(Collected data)

--------

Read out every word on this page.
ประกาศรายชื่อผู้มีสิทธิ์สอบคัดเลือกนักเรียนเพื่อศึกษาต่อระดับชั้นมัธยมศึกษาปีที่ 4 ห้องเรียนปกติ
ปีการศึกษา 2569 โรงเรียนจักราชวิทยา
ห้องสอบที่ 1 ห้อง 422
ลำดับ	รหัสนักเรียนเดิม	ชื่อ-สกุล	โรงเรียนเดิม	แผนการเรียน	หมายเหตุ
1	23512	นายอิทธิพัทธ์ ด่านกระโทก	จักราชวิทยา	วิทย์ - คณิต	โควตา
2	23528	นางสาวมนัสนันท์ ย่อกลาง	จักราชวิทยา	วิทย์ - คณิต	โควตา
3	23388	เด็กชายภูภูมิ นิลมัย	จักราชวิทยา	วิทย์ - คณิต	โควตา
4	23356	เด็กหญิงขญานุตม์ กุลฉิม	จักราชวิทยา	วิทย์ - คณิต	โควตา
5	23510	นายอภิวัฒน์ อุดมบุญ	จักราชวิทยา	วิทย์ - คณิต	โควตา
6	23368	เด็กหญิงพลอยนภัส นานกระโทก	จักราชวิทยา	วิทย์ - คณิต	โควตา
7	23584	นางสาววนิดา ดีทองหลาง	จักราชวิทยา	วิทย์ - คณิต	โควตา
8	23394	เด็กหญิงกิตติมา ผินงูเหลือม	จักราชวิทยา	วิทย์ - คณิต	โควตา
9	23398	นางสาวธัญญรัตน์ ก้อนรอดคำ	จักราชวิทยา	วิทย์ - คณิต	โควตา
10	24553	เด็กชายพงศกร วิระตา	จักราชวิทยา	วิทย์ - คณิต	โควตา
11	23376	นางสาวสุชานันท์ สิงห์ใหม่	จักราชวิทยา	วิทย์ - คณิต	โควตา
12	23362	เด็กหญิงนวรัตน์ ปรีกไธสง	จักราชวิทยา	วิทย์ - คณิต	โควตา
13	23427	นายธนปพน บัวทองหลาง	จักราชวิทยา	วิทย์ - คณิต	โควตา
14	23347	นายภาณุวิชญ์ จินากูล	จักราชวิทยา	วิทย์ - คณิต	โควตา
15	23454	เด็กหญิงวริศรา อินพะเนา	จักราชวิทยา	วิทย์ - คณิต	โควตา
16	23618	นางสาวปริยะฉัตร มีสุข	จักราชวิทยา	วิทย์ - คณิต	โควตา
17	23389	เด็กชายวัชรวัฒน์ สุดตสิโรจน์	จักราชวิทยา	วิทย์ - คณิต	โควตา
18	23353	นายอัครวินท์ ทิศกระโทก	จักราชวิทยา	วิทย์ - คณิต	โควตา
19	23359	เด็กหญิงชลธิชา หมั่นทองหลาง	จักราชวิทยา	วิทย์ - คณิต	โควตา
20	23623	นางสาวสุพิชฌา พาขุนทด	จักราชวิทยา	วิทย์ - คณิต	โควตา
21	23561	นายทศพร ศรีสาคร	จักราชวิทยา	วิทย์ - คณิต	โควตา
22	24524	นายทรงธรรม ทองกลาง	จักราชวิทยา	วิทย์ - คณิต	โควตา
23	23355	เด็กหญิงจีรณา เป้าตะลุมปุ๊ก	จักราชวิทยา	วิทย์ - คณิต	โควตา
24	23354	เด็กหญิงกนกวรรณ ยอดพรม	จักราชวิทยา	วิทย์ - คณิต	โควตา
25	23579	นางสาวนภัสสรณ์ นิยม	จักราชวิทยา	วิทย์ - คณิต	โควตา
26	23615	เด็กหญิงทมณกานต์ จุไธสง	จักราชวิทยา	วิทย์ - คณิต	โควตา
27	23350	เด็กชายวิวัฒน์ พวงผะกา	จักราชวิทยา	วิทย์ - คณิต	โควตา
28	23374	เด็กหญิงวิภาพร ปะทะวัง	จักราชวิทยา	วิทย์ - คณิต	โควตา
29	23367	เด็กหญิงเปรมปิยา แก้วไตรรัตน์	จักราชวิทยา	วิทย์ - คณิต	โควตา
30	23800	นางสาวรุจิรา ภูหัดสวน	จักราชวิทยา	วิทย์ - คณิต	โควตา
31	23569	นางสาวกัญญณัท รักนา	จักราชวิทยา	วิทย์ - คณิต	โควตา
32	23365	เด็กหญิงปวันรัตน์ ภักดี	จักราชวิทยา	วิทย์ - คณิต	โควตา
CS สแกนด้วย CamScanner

--------

Repeat the listing in full, keeping every line exactly as it is.

**Answer to the exercise:**
Read out every word on this page.
ประกาศรายชื่อผู้มีสิทธิ์สอบคัดเลือกนักเรียนเพื่อศึกษาต่อระดับชั้นมัธยมศึกษาปีที่ 4 ห้องเรียนปกติ
ปีการศึกษา 2569 โรงเรียนจักราชวิทยา
ห้องสอบที่ 1 ห้อง 422
ลำดับ	รหัสนักเรียนเดิม	ชื่อ-สกุล	โรงเรียนเดิม	แผนการเรียน	หมายเหตุ
1	23512	นายอิทธิพัทธ์ ด่านกระโทก	จักราชวิทยา	วิทย์ - คณิต	โควตา
2	23528	นางสาวมนัสนันท์ ย่อกลาง	จักราชวิทยา	วิทย์ - คณิต	โควตา
3	23388	เด็กชายภูภูมิ นิลมัย	จักราชวิทยา	วิทย์ - คณิต	โควตา
4	23356	เด็กหญิงขญานุตม์ กุลฉิม	จักราชวิทยา	วิทย์ - คณิต	โควตา
5	23510	นายอภิวัฒน์ อุดมบุญ	จักราชวิทยา	วิทย์ - คณิต	โควตา
6	23368	เด็กหญิงพลอยนภัส นานกระโทก	จักราชวิทยา	วิทย์ - คณิต	โควตา
7	23584	นางสาววนิดา ดีทองหลาง	จักราชวิทยา	วิทย์ - คณิต	โควตา
8	23394	เด็กหญิงกิตติมา ผินงูเหลือม	จักราชวิทยา	วิทย์ - คณิต	โควตา
9	23398	นางสาวธัญญรัตน์ ก้อนรอดคำ	จักราชวิทยา	วิทย์ - คณิต	โควตา
10	24553	เด็กชายพงศกร วิระตา	จักราชวิทยา	วิทย์ - คณิต	โควตา
11	23376	นางสาวสุชานันท์ สิงห์ใหม่	จักราชวิทยา	วิทย์ - คณิต	โควตา
12	23362	เด็กหญิงนวรัตน์ ปรีกไธสง	จักราชวิทยา	วิทย์ - คณิต	โควตา
13	23427	นายธนปพน บัวทองหลาง	จักราชวิทยา	วิทย์ - คณิต	โควตา
14	23347	นายภาณุวิชญ์ จินากูล	จักราชวิทยา	วิทย์ - คณิต	โควตา
15	23454	เด็กหญิงวริศรา อินพะเนา	จักราชวิทยา	วิทย์ - คณิต	โควตา
16	23618	นางสาวปริยะฉัตร มีสุข	จักราชวิทยา	วิทย์ - คณิต	โควตา
17	23389	เด็กชายวัชรวัฒน์ สุดตสิโรจน์	จักราชวิทยา	วิทย์ - คณิต	โควตา
18	23353	นายอัครวินท์ ทิศกระโทก	จักราชวิทยา	วิทย์ - คณิต	โควตา
19	23359	เด็กหญิงชลธิชา หมั่นทองหลาง	จักราชวิทยา	วิทย์ - คณิต	โควตา
20	23623	นางสาวสุพิชฌา พาขุนทด	จักราชวิทยา	วิทย์ - คณิต	โควตา
21	23561	นายทศพร ศรีสาคร	จักราชวิทยา	วิทย์ - คณิต	โควตา
22	24524	นายทรงธรรม ทองกลาง	จักราชวิทยา	วิทย์ - คณิต	โควตา
23	23355	เด็กหญิงจีรณา เป้าตะลุมปุ๊ก	จักราชวิทยา	วิทย์ - คณิต	โควตา
24	23354	เด็กหญิงกนกวรรณ ยอดพรม	จักราชวิทยา	วิทย์ - คณิต	โควตา
25	23579	นางสาวนภัสสรณ์ นิยม	จักราชวิทยา	วิทย์ - คณิต	โควตา
26	23615	เด็กหญิงทมณกานต์ จุไธสง	จักราชวิทยา	วิทย์ - คณิต	โควตา
27	23350	เด็กชายวิวัฒน์ พวงผะกา	จักราชวิทยา	วิทย์ - คณิต	โควตา
28	23374	เด็กหญิงวิภาพร ปะทะวัง	จักราชวิทยา	วิทย์ - คณิต	โควตา
29	23367	เด็กหญิงเปรมปิยา แก้วไตรรัตน์	จักราชวิทยา	วิทย์ - คณิต	โควตา
30	23800	นางสาวรุจิรา ภูหัดสวน	จักราชวิทยา	วิทย์ - คณิต	โควตา
31	23569	นางสาวกัญญณัท รักนา	จักราชวิทยา	วิทย์ - คณิต	โควตา
32	23365	เด็กหญิงปวันรัตน์ ภักดี	จักราชวิทยา	วิทย์ - คณิต	โควตา
CS สแกนด้วย CamScanner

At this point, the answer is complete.